» **Prompt**
Output the data from the line with "Where is each" up to and including the line with "List each element", reproducing each line exactly. Omit the pictures.

» **Task data**
# # # # #

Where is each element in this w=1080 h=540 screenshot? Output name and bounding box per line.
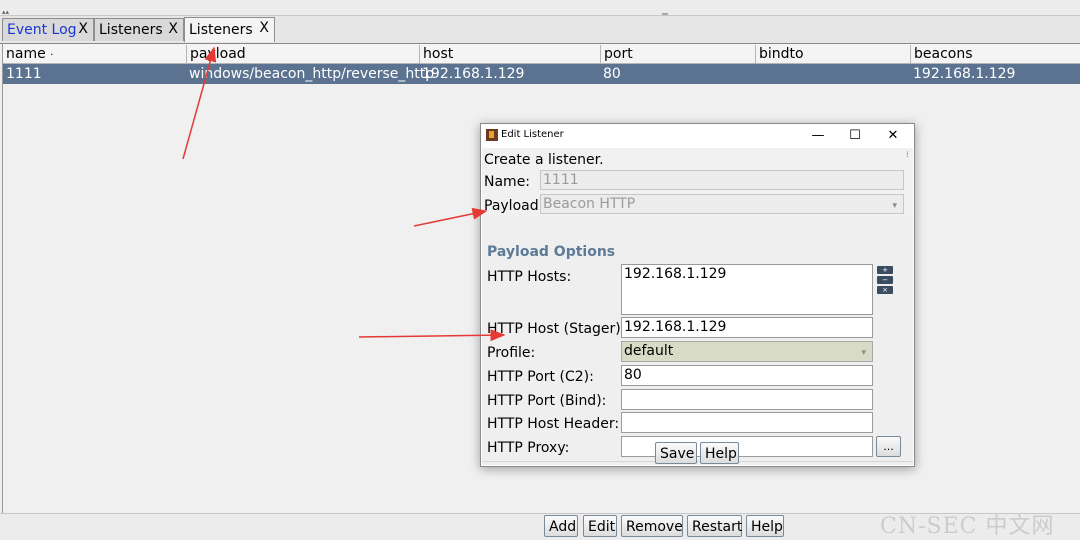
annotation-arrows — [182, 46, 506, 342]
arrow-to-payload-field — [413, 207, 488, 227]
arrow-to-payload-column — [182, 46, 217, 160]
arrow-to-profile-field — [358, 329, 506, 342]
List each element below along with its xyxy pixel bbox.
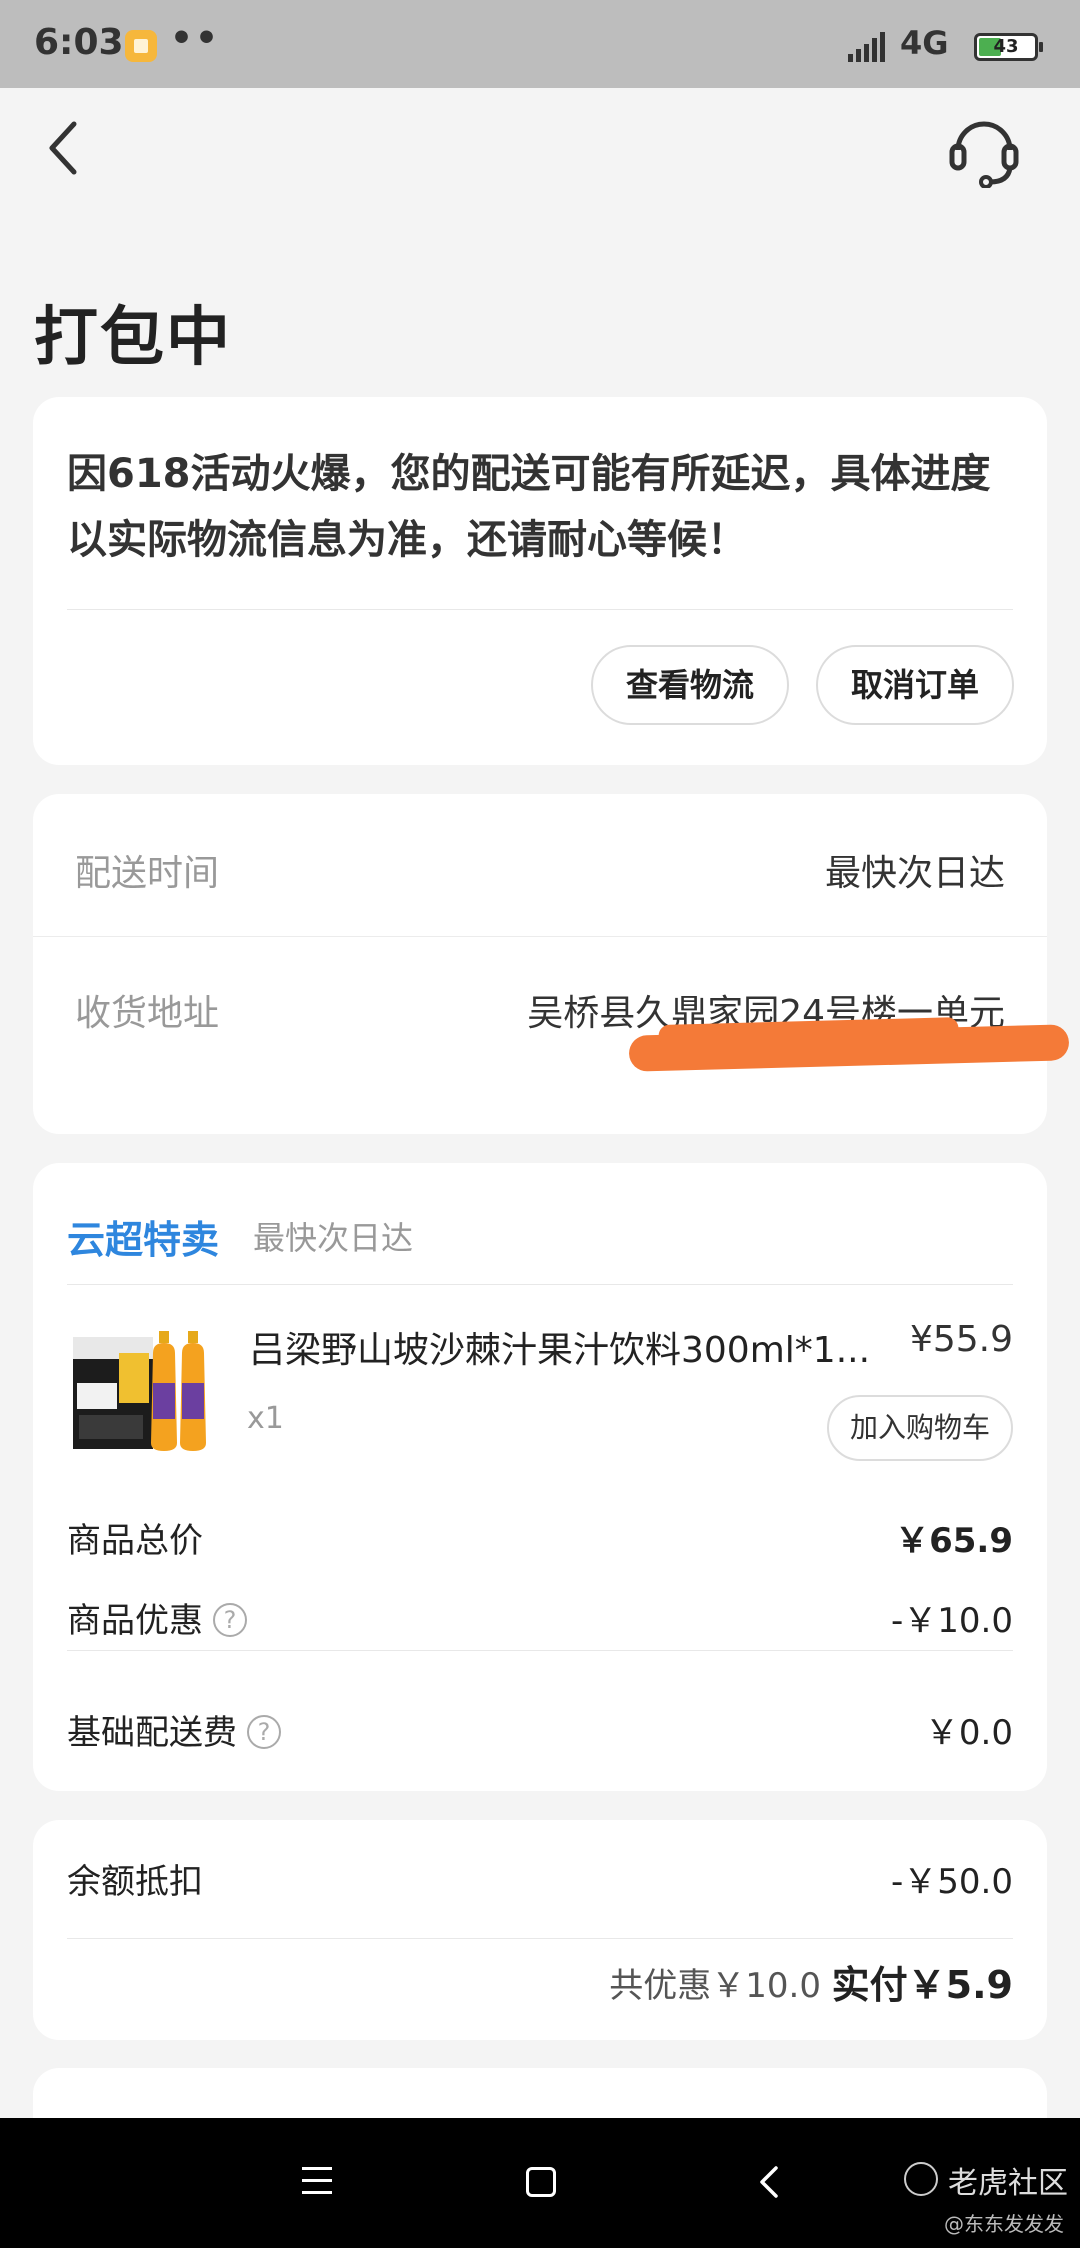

# # # # #

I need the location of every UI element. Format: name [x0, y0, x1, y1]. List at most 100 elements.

# # # # #

» **Finished exercise**
Where is each element in this w=1080 h=540 screenshot? Output name and bounding box per line.
annotation-arrows — [182, 46, 506, 342]
arrow-to-payload-field — [413, 207, 488, 227]
arrow-to-payload-column — [182, 46, 217, 160]
arrow-to-profile-field — [358, 329, 506, 342]
List each element below along with its xyxy pixel bbox.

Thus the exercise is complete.